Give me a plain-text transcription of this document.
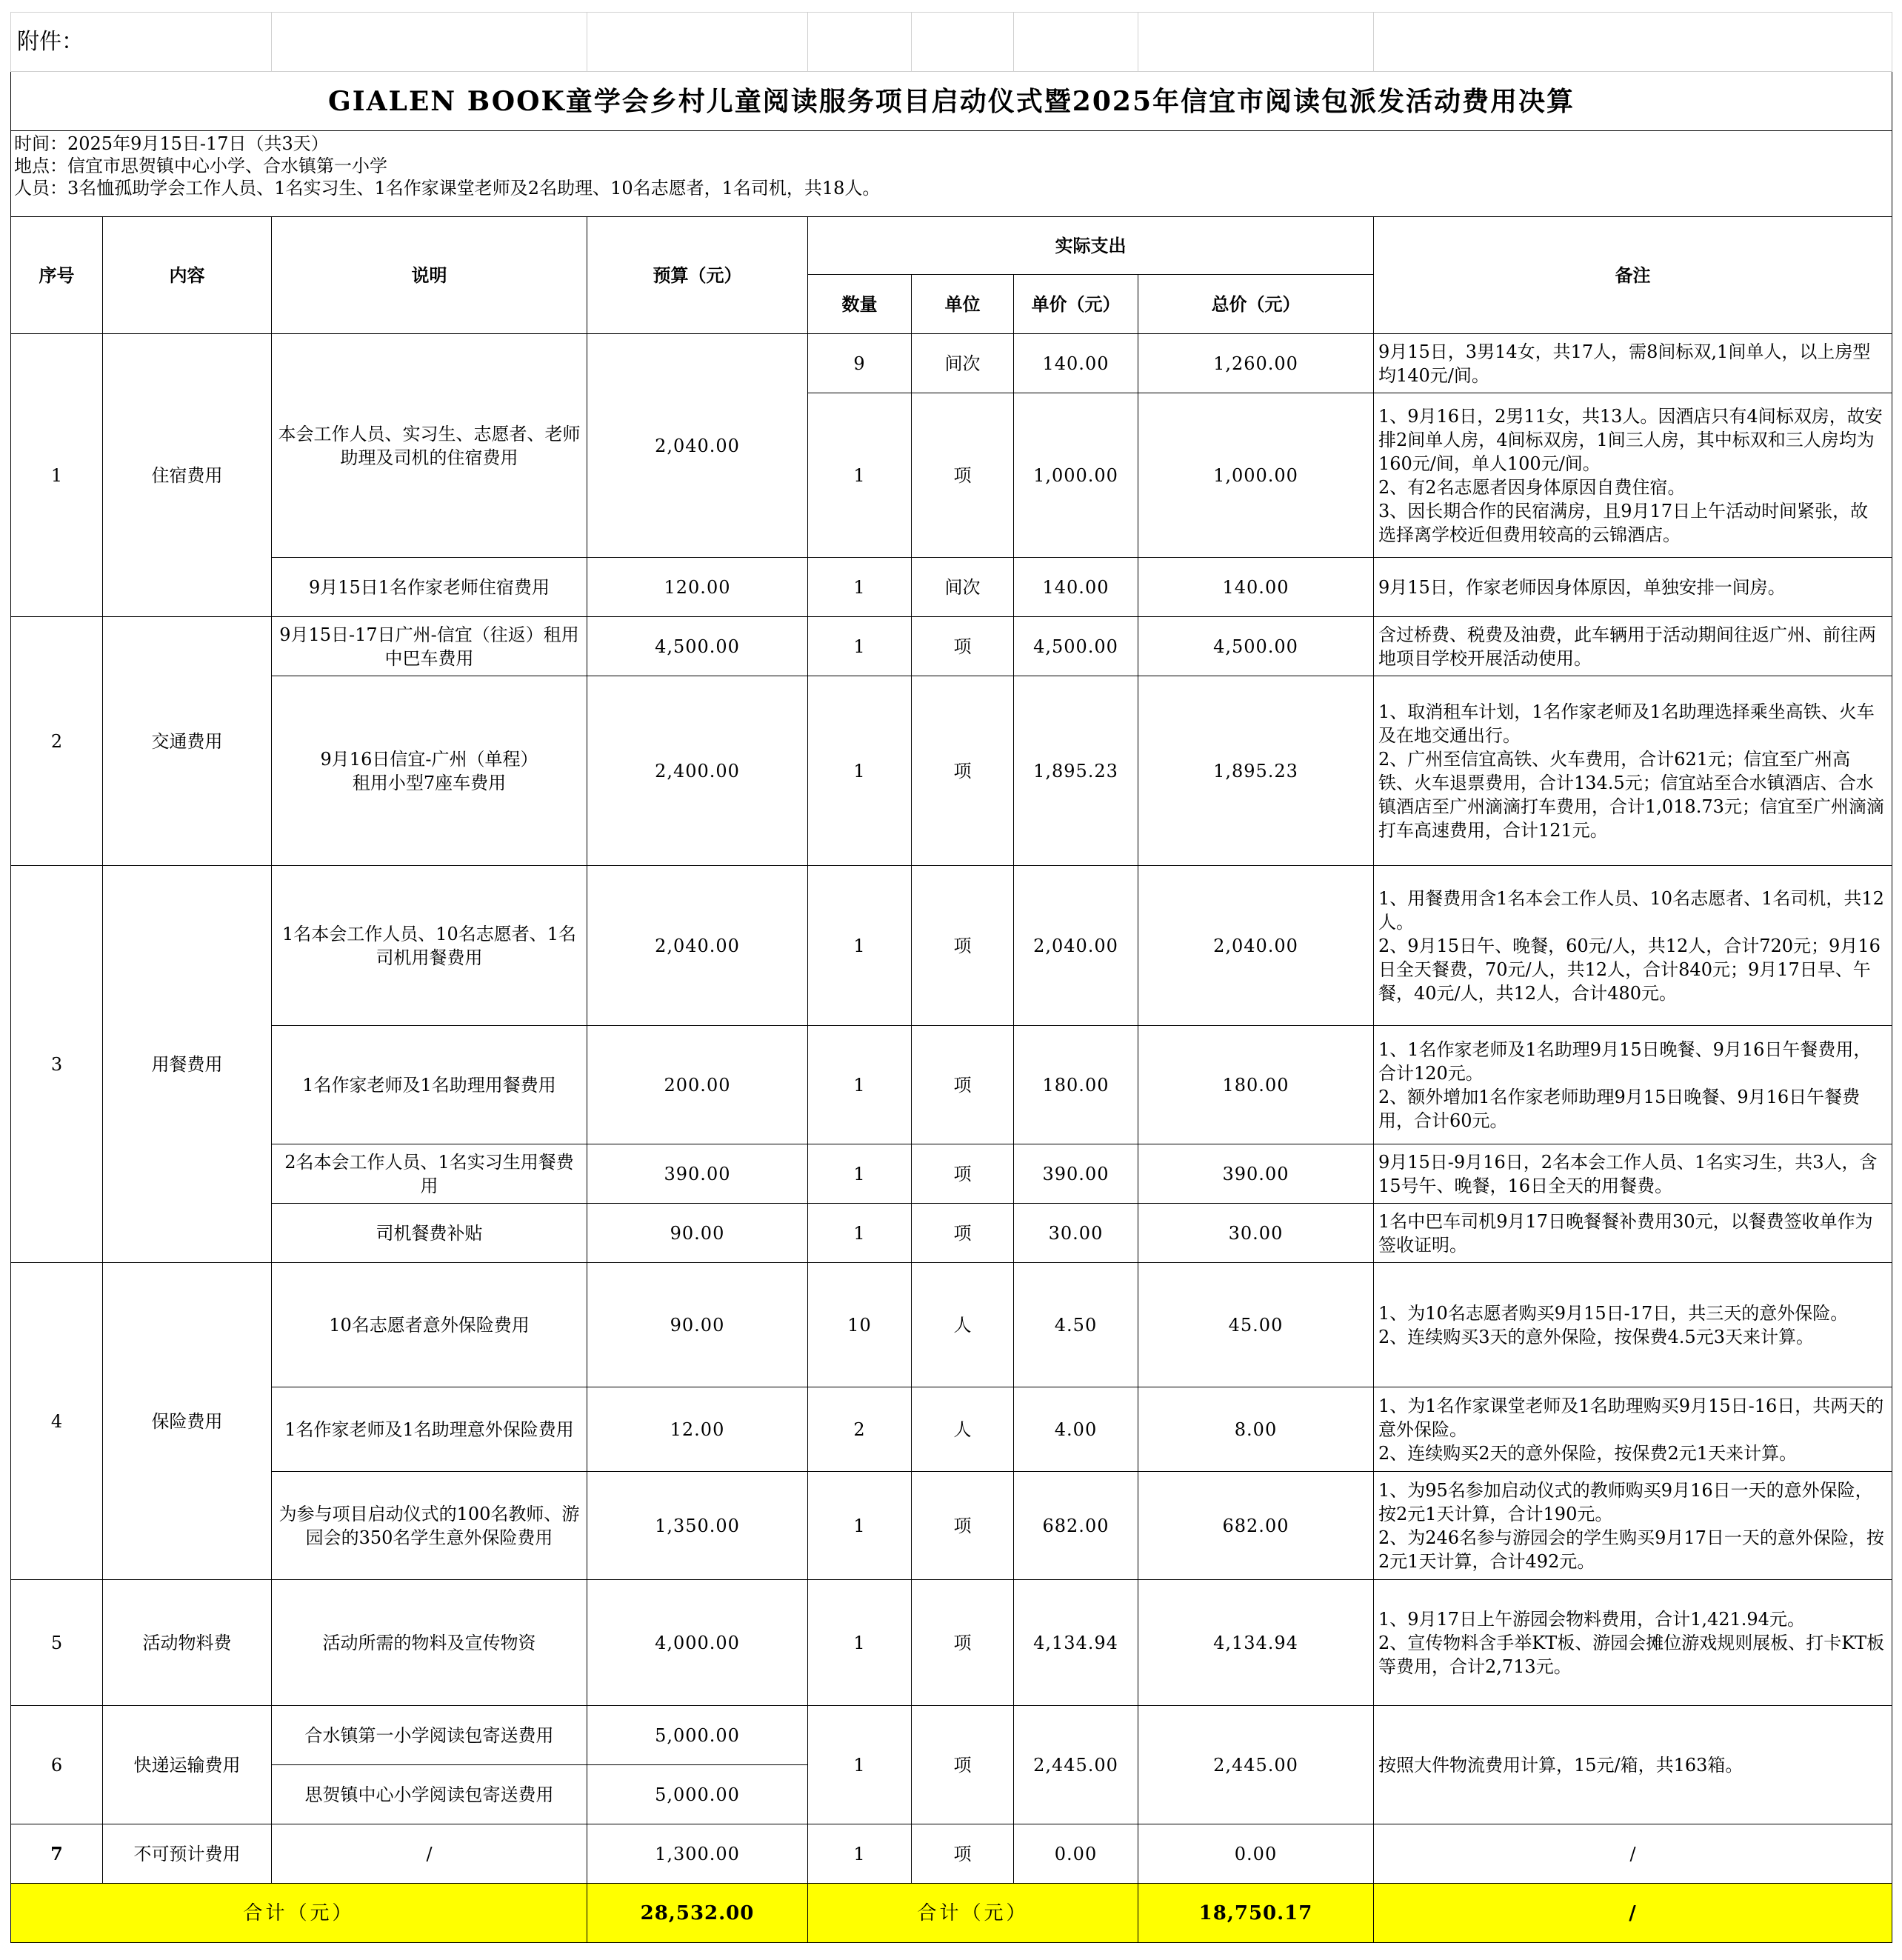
附件：								
GIALEN BOOK童学会乡村儿童阅读服务项目启动仪式暨2025年信宜市阅读包派发活动费用决算								

时间：2025年9月15日-17日（共3天）
地点：信宜市思贺镇中心小学、合水镇第一小学
人员：3名恤孤助学会工作人员、1名实习生、1名作家课堂老师及2名助理、10名志愿者，1名司机，共18人。								

序号	内容	说明	预算（元）	实际支出				备注
				数量	单位	单价（元）	总价（元）	
1	住宿费用	本会工作人员、实习生、志愿者、老师助理及司机的住宿费用	2,040.00	9	间次	140.00	1,260.00	9月15日，3男14女，共17人，需8间标双,1间单人，以上房型均140元/间。
				1	项	1,000.00	1,000.00	1、9月16日，2男11女，共13人。因酒店只有4间标双房，故安排2间单人房，4间标双房，1间三人房，其中标双和三人房均为160元/间，单人100元/间。
2、有2名志愿者因身体原因自费住宿。
3、因长期合作的民宿满房，且9月17日上午活动时间紧张，故选择离学校近但费用较高的云锦酒店。
		9月15日1名作家老师住宿费用	120.00	1	间次	140.00	140.00	9月15日，作家老师因身体原因，单独安排一间房。
2	交通费用	9月15日-17日广州-信宜（往返）租用中巴车费用	4,500.00	1	项	4,500.00	4,500.00	含过桥费、税费及油费，此车辆用于活动期间往返广州、前往两地项目学校开展活动使用。
		9月16日信宜-广州（单程）
租用小型7座车费用	2,400.00	1	项	1,895.23	1,895.23	1、取消租车计划，1名作家老师及1名助理选择乘坐高铁、火车及在地交通出行。
2、广州至信宜高铁、火车费用，合计621元；信宜至广州高铁、火车退票费用，合计134.5元；信宜站至合水镇酒店、合水镇酒店至广州滴滴打车费用，合计1,018.73元；信宜至广州滴滴打车高速费用，合计121元。
3	用餐费用	1名本会工作人员、10名志愿者、1名司机用餐费用	2,040.00	1	项	2,040.00	2,040.00	1、用餐费用含1名本会工作人员、10名志愿者、1名司机，共12人。
2、9月15日午、晚餐，60元/人，共12人，合计720元；9月16日全天餐费，70元/人，共12人，合计840元；9月17日早、午餐，40元/人，共12人，合计480元。
		1名作家老师及1名助理用餐费用	200.00	1	项	180.00	180.00	1、1名作家老师及1名助理9月15日晚餐、9月16日午餐费用，合计120元。
2、额外增加1名作家老师助理9月15日晚餐、9月16日午餐费用，合计60元。
		2名本会工作人员、1名实习生用餐费用	390.00	1	项	390.00	390.00	9月15日-9月16日，2名本会工作人员、1名实习生，共3人，含15号午、晚餐，16日全天的用餐费。
		司机餐费补贴	90.00	1	项	30.00	30.00	1名中巴车司机9月17日晚餐餐补费用30元，以餐费签收单作为签收证明。
4	保险费用	10名志愿者意外保险费用	90.00	10	人	4.50	45.00	1、为10名志愿者购买9月15日-17日，共三天的意外保险。
2、连续购买3天的意外保险，按保费4.5元3天来计算。
		1名作家老师及1名助理意外保险费用	12.00	2	人	4.00	8.00	1、为1名作家课堂老师及1名助理购买9月15日-16日，共两天的意外保险。
2、连续购买2天的意外保险，按保费2元1天来计算。
		为参与项目启动仪式的100名教师、游园会的350名学生意外保险费用	1,350.00	1	项	682.00	682.00	1、为95名参加启动仪式的教师购买9月16日一天的意外保险，按2元1天计算，合计190元。
2、为246名参与游园会的学生购买9月17日一天的意外保险，按2元1天计算，合计492元。
5	活动物料费	活动所需的物料及宣传物资	4,000.00	1	项	4,134.94	4,134.94	1、9月17日上午游园会物料费用，合计1,421.94元。
2、宣传物料含手举KT板、游园会摊位游戏规则展板、打卡KT板等费用，合计2,713元。
6	快递运输费用	合水镇第一小学阅读包寄送费用	5,000.00	1	项	2,445.00	2,445.00	按照大件物流费用计算，15元/箱，共163箱。
		思贺镇中心小学阅读包寄送费用	5,000.00					
7	不可预计费用	/	1,300.00	1	项	0.00	0.00	/
合计（元）			28,532.00	合计（元）			18,750.17	/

● ● ● ● ● ● ●

Exactly as written, return every line of the listing, but not the pictures.

Give me a plain-text transcription of this document.
附件：								
GIALEN BOOK童学会乡村儿童阅读服务项目启动仪式暨2025年信宜市阅读包派发活动费用决算								

时间：2025年9月15日-17日（共3天）
地点：信宜市思贺镇中心小学、合水镇第一小学
人员：3名恤孤助学会工作人员、1名实习生、1名作家课堂老师及2名助理、10名志愿者，1名司机，共18人。								

序号	内容	说明	预算（元）	实际支出				备注
				数量	单位	单价（元）	总价（元）	
1	住宿费用	本会工作人员、实习生、志愿者、老师助理及司机的住宿费用	2,040.00	9	间次	140.00	1,260.00	9月15日，3男14女，共17人，需8间标双,1间单人，以上房型均140元/间。
				1	项	1,000.00	1,000.00	1、9月16日，2男11女，共13人。因酒店只有4间标双房，故安排2间单人房，4间标双房，1间三人房，其中标双和三人房均为160元/间，单人100元/间。
2、有2名志愿者因身体原因自费住宿。
3、因长期合作的民宿满房，且9月17日上午活动时间紧张，故选择离学校近但费用较高的云锦酒店。
		9月15日1名作家老师住宿费用	120.00	1	间次	140.00	140.00	9月15日，作家老师因身体原因，单独安排一间房。
2	交通费用	9月15日-17日广州-信宜（往返）租用中巴车费用	4,500.00	1	项	4,500.00	4,500.00	含过桥费、税费及油费，此车辆用于活动期间往返广州、前往两地项目学校开展活动使用。
		9月16日信宜-广州（单程）
租用小型7座车费用	2,400.00	1	项	1,895.23	1,895.23	1、取消租车计划，1名作家老师及1名助理选择乘坐高铁、火车及在地交通出行。
2、广州至信宜高铁、火车费用，合计621元；信宜至广州高铁、火车退票费用，合计134.5元；信宜站至合水镇酒店、合水镇酒店至广州滴滴打车费用，合计1,018.73元；信宜至广州滴滴打车高速费用，合计121元。
3	用餐费用	1名本会工作人员、10名志愿者、1名司机用餐费用	2,040.00	1	项	2,040.00	2,040.00	1、用餐费用含1名本会工作人员、10名志愿者、1名司机，共12人。
2、9月15日午、晚餐，60元/人，共12人，合计720元；9月16日全天餐费，70元/人，共12人，合计840元；9月17日早、午餐，40元/人，共12人，合计480元。
		1名作家老师及1名助理用餐费用	200.00	1	项	180.00	180.00	1、1名作家老师及1名助理9月15日晚餐、9月16日午餐费用，合计120元。
2、额外增加1名作家老师助理9月15日晚餐、9月16日午餐费用，合计60元。
		2名本会工作人员、1名实习生用餐费用	390.00	1	项	390.00	390.00	9月15日-9月16日，2名本会工作人员、1名实习生，共3人，含15号午、晚餐，16日全天的用餐费。
		司机餐费补贴	90.00	1	项	30.00	30.00	1名中巴车司机9月17日晚餐餐补费用30元，以餐费签收单作为签收证明。
4	保险费用	10名志愿者意外保险费用	90.00	10	人	4.50	45.00	1、为10名志愿者购买9月15日-17日，共三天的意外保险。
2、连续购买3天的意外保险，按保费4.5元3天来计算。
		1名作家老师及1名助理意外保险费用	12.00	2	人	4.00	8.00	1、为1名作家课堂老师及1名助理购买9月15日-16日，共两天的意外保险。
2、连续购买2天的意外保险，按保费2元1天来计算。
		为参与项目启动仪式的100名教师、游园会的350名学生意外保险费用	1,350.00	1	项	682.00	682.00	1、为95名参加启动仪式的教师购买9月16日一天的意外保险，按2元1天计算，合计190元。
2、为246名参与游园会的学生购买9月17日一天的意外保险，按2元1天计算，合计492元。
5	活动物料费	活动所需的物料及宣传物资	4,000.00	1	项	4,134.94	4,134.94	1、9月17日上午游园会物料费用，合计1,421.94元。
2、宣传物料含手举KT板、游园会摊位游戏规则展板、打卡KT板等费用，合计2,713元。
6	快递运输费用	合水镇第一小学阅读包寄送费用	5,000.00	1	项	2,445.00	2,445.00	按照大件物流费用计算，15元/箱，共163箱。
		思贺镇中心小学阅读包寄送费用	5,000.00					
7	不可预计费用	/	1,300.00	1	项	0.00	0.00	/
合计（元）			28,532.00	合计（元）			18,750.17	/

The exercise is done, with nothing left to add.